**PROBLEM TO SOLVE**
Repeat the records below exactly as they appear.

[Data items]

# # # #

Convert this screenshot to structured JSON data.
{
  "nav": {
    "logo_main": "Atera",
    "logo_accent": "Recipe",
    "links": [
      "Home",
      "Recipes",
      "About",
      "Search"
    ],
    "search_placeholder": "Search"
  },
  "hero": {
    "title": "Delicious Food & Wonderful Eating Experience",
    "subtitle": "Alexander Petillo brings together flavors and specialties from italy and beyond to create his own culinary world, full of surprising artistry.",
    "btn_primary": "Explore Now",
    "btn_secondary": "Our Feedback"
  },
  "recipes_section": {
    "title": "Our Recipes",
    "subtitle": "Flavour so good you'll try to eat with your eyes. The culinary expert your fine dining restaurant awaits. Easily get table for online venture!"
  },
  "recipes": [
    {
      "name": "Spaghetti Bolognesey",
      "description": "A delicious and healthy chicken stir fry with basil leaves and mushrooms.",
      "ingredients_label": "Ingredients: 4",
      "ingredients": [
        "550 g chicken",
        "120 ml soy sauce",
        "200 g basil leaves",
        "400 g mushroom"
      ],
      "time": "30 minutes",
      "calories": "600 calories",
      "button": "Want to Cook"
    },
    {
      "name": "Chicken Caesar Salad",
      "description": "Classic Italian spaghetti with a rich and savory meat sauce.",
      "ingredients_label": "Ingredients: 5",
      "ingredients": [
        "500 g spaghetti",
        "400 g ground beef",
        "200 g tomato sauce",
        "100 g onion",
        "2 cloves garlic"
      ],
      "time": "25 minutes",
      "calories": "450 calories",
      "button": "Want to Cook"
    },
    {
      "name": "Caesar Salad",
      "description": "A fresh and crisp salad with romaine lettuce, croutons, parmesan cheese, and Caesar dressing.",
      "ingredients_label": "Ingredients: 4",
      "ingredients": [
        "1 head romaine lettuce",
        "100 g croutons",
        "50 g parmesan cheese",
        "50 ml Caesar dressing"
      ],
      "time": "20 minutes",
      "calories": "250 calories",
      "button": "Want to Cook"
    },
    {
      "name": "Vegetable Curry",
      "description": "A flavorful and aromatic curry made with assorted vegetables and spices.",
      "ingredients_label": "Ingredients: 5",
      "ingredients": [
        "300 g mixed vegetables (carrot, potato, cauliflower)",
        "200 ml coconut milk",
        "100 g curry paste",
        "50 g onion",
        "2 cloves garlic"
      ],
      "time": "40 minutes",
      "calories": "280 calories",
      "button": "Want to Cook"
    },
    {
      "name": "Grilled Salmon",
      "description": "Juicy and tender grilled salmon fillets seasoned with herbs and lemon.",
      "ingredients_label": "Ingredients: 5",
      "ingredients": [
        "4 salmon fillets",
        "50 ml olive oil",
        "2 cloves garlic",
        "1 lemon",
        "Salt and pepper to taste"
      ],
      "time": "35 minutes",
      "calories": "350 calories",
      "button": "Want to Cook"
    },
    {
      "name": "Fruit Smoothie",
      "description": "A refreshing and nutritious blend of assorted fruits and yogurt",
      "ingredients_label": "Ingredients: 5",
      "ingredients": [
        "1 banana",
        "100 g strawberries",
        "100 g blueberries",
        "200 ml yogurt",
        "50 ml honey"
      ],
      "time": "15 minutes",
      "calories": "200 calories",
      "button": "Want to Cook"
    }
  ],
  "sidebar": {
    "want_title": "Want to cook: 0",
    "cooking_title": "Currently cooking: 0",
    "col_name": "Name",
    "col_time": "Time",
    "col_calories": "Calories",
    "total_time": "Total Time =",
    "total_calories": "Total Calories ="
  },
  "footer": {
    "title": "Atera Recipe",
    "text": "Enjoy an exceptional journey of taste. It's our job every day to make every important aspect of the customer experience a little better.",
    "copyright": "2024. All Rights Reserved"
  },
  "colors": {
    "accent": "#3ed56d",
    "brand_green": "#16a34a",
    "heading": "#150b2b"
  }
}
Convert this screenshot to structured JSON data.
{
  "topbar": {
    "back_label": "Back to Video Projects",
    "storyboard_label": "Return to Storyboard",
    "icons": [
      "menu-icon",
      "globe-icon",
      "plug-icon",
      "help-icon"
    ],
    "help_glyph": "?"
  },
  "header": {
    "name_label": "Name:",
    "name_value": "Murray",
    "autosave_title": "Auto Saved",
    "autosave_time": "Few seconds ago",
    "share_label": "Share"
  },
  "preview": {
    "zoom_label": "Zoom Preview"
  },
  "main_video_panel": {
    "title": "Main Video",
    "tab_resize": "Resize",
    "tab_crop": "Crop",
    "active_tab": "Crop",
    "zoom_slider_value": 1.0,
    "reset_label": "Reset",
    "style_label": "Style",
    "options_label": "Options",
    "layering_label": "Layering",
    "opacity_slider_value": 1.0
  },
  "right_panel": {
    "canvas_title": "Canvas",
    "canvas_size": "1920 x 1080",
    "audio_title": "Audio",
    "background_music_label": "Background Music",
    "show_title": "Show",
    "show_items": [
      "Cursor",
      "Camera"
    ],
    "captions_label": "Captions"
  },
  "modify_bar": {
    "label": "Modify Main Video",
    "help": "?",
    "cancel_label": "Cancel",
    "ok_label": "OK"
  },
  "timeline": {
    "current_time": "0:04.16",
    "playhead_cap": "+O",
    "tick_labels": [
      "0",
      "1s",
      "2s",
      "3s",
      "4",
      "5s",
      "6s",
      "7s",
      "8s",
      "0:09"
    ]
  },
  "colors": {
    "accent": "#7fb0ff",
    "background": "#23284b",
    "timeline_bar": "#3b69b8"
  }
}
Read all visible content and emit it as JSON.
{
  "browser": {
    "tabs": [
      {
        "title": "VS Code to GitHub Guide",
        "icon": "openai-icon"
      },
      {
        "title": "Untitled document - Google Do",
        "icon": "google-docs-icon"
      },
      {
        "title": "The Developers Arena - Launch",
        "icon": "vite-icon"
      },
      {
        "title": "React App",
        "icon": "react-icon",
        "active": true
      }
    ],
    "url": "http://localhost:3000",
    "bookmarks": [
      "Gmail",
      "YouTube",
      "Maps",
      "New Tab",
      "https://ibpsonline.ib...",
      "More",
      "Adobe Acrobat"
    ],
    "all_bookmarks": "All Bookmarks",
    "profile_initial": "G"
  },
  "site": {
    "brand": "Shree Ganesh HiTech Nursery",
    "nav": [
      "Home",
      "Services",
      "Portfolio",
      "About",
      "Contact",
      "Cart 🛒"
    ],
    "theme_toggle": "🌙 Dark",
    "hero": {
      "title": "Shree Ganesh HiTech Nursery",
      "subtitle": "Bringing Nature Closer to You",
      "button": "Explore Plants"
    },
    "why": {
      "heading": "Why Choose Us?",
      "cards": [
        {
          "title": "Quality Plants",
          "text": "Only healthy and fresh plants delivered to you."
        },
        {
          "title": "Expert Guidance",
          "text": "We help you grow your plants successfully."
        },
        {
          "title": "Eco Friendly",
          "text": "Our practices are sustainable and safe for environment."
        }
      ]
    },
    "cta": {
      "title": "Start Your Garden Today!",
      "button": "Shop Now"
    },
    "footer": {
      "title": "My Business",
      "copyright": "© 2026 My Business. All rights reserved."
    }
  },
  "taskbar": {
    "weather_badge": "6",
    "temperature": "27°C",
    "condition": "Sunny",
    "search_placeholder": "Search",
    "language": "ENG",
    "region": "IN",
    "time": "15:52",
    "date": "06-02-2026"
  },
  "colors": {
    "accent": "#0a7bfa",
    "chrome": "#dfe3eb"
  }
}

# # # #

**RESULT BELOW**
Convert this screenshot to structured JSON data.
{
  "nav": {
    "logo_main": "Atera",
    "logo_accent": "Recipe",
    "links": [
      "Home",
      "Recipes",
      "About",
      "Search"
    ],
    "search_placeholder": "Search"
  },
  "hero": {
    "title": "Delicious Food & Wonderful Eating Experience",
    "subtitle": "Alexander Petillo brings together flavors and specialties from italy and beyond to create his own culinary world, full of surprising artistry.",
    "btn_primary": "Explore Now",
    "btn_secondary": "Our Feedback"
  },
  "recipes_section": {
    "title": "Our Recipes",
    "subtitle": "Flavour so good you'll try to eat with your eyes. The culinary expert your fine dining restaurant awaits. Easily get table for online venture!"
  },
  "recipes": [
    {
      "name": "Spaghetti Bolognesey",
      "description": "A delicious and healthy chicken stir fry with basil leaves and mushrooms.",
      "ingredients_label": "Ingredients: 4",
      "ingredients": [
        "550 g chicken",
        "120 ml soy sauce",
        "200 g basil leaves",
        "400 g mushroom"
      ],
      "time": "30 minutes",
      "calories": "600 calories",
      "button": "Want to Cook"
    },
    {
      "name": "Chicken Caesar Salad",
      "description": "Classic Italian spaghetti with a rich and savory meat sauce.",
      "ingredients_label": "Ingredients: 5",
      "ingredients": [
        "500 g spaghetti",
        "400 g ground beef",
        "200 g tomato sauce",
        "100 g onion",
        "2 cloves garlic"
      ],
      "time": "25 minutes",
      "calories": "450 calories",
      "button": "Want to Cook"
    },
    {
      "name": "Caesar Salad",
      "description": "A fresh and crisp salad with romaine lettuce, croutons, parmesan cheese, and Caesar dressing.",
      "ingredients_label": "Ingredients: 4",
      "ingredients": [
        "1 head romaine lettuce",
        "100 g croutons",
        "50 g parmesan cheese",
        "50 ml Caesar dressing"
      ],
      "time": "20 minutes",
      "calories": "250 calories",
      "button": "Want to Cook"
    },
    {
      "name": "Vegetable Curry",
      "description": "A flavorful and aromatic curry made with assorted vegetables and spices.",
      "ingredients_label": "Ingredients: 5",
      "ingredients": [
        "300 g mixed vegetables (carrot, potato, cauliflower)",
        "200 ml coconut milk",
        "100 g curry paste",
        "50 g onion",
        "2 cloves garlic"
      ],
      "time": "40 minutes",
      "calories": "280 calories",
      "button": "Want to Cook"
    },
    {
      "name": "Grilled Salmon",
      "description": "Juicy and tender grilled salmon fillets seasoned with herbs and lemon.",
      "ingredients_label": "Ingredients: 5",
      "ingredients": [
        "4 salmon fillets",
        "50 ml olive oil",
        "2 cloves garlic",
        "1 lemon",
        "Salt and pepper to taste"
      ],
      "time": "35 minutes",
      "calories": "350 calories",
      "button": "Want to Cook"
    },
    {
      "name": "Fruit Smoothie",
      "description": "A refreshing and nutritious blend of assorted fruits and yogurt",
      "ingredients_label": "Ingredients: 5",
      "ingredients": [
        "1 banana",
        "100 g strawberries",
        "100 g blueberries",
        "200 ml yogurt",
        "50 ml honey"
      ],
      "time": "15 minutes",
      "calories": "200 calories",
      "button": "Want to Cook"
    }
  ],
  "sidebar": {
    "want_title": "Want to cook: 0",
    "cooking_title": "Currently cooking: 0",
    "col_name": "Name",
    "col_time": "Time",
    "col_calories": "Calories",
    "total_time": "Total Time =",
    "total_calories": "Total Calories ="
  },
  "footer": {
    "title": "Atera Recipe",
    "text": "Enjoy an exceptional journey of taste. It's our job every day to make every important aspect of the customer experience a little better.",
    "copyright": "2024. All Rights Reserved"
  },
  "colors": {
    "accent": "#3ed56d",
    "brand_green": "#16a34a",
    "heading": "#150b2b"
  }
}
Convert this screenshot to structured JSON data.
{
  "topbar": {
    "back_label": "Back to Video Projects",
    "storyboard_label": "Return to Storyboard",
    "icons": [
      "menu-icon",
      "globe-icon",
      "plug-icon",
      "help-icon"
    ],
    "help_glyph": "?"
  },
  "header": {
    "name_label": "Name:",
    "name_value": "Murray",
    "autosave_title": "Auto Saved",
    "autosave_time": "Few seconds ago",
    "share_label": "Share"
  },
  "preview": {
    "zoom_label": "Zoom Preview"
  },
  "main_video_panel": {
    "title": "Main Video",
    "tab_resize": "Resize",
    "tab_crop": "Crop",
    "active_tab": "Crop",
    "zoom_slider_value": 1.0,
    "reset_label": "Reset",
    "style_label": "Style",
    "options_label": "Options",
    "layering_label": "Layering",
    "opacity_slider_value": 1.0
  },
  "right_panel": {
    "canvas_title": "Canvas",
    "canvas_size": "1920 x 1080",
    "audio_title": "Audio",
    "background_music_label": "Background Music",
    "show_title": "Show",
    "show_items": [
      "Cursor",
      "Camera"
    ],
    "captions_label": "Captions"
  },
  "modify_bar": {
    "label": "Modify Main Video",
    "help": "?",
    "cancel_label": "Cancel",
    "ok_label": "OK"
  },
  "timeline": {
    "current_time": "0:04.16",
    "playhead_cap": "+O",
    "tick_labels": [
      "0",
      "1s",
      "2s",
      "3s",
      "4",
      "5s",
      "6s",
      "7s",
      "8s",
      "0:09"
    ]
  },
  "colors": {
    "accent": "#7fb0ff",
    "background": "#23284b",
    "timeline_bar": "#3b69b8"
  }
}
Read all visible content and emit it as JSON.
{
  "browser": {
    "tabs": [
      {
        "title": "VS Code to GitHub Guide",
        "icon": "openai-icon"
      },
      {
        "title": "Untitled document - Google Do",
        "icon": "google-docs-icon"
      },
      {
        "title": "The Developers Arena - Launch",
        "icon": "vite-icon"
      },
      {
        "title": "React App",
        "icon": "react-icon",
        "active": true
      }
    ],
    "url": "http://localhost:3000",
    "bookmarks": [
      "Gmail",
      "YouTube",
      "Maps",
      "New Tab",
      "https://ibpsonline.ib...",
      "More",
      "Adobe Acrobat"
    ],
    "all_bookmarks": "All Bookmarks",
    "profile_initial": "G"
  },
  "site": {
    "brand": "Shree Ganesh HiTech Nursery",
    "nav": [
      "Home",
      "Services",
      "Portfolio",
      "About",
      "Contact",
      "Cart 🛒"
    ],
    "theme_toggle": "🌙 Dark",
    "hero": {
      "title": "Shree Ganesh HiTech Nursery",
      "subtitle": "Bringing Nature Closer to You",
      "button": "Explore Plants"
    },
    "why": {
      "heading": "Why Choose Us?",
      "cards": [
        {
          "title": "Quality Plants",
          "text": "Only healthy and fresh plants delivered to you."
        },
        {
          "title": "Expert Guidance",
          "text": "We help you grow your plants successfully."
        },
        {
          "title": "Eco Friendly",
          "text": "Our practices are sustainable and safe for environment."
        }
      ]
    },
    "cta": {
      "title": "Start Your Garden Today!",
      "button": "Shop Now"
    },
    "footer": {
      "title": "My Business",
      "copyright": "© 2026 My Business. All rights reserved."
    }
  },
  "taskbar": {
    "weather_badge": "6",
    "temperature": "27°C",
    "condition": "Sunny",
    "search_placeholder": "Search",
    "language": "ENG",
    "region": "IN",
    "time": "15:52",
    "date": "06-02-2026"
  },
  "colors": {
    "accent": "#0a7bfa",
    "chrome": "#dfe3eb"
  }
}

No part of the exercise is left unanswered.